- Stated exercise: Can you retype every record below exactly as written?

- Excerpt from a dataset:

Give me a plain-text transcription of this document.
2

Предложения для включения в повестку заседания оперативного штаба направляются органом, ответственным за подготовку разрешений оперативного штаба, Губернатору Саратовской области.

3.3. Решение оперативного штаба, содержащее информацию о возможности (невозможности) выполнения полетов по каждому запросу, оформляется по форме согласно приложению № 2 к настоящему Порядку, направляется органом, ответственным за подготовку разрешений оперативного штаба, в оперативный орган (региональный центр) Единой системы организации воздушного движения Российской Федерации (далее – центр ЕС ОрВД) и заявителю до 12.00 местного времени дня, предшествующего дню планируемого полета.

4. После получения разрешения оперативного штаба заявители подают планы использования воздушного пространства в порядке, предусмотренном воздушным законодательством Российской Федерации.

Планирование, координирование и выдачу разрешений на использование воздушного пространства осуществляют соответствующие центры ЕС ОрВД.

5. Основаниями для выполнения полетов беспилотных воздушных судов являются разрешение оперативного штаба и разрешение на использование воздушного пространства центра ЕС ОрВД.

- Solution for this task:
Give me a plain-text transcription of this document.
2

Предложения для включения в повестку заседания оперативного штаба направляются органом, ответственным за подготовку разрешений оперативного штаба, Губернатору Саратовской области.

3.3. Решение оперативного штаба, содержащее информацию о возможности (невозможности) выполнения полетов по каждому запросу, оформляется по форме согласно приложению № 2 к настоящему Порядку, направляется органом, ответственным за подготовку разрешений оперативного штаба, в оперативный орган (региональный центр) Единой системы организации воздушного движения Российской Федерации (далее – центр ЕС ОрВД) и заявителю до 12.00 местного времени дня, предшествующего дню планируемого полета.

4. После получения разрешения оперативного штаба заявители подают планы использования воздушного пространства в порядке, предусмотренном воздушным законодательством Российской Федерации.

Планирование, координирование и выдачу разрешений на использование воздушного пространства осуществляют соответствующие центры ЕС ОрВД.

5. Основаниями для выполнения полетов беспилотных воздушных судов являются разрешение оперативного штаба и разрешение на использование воздушного пространства центра ЕС ОрВД.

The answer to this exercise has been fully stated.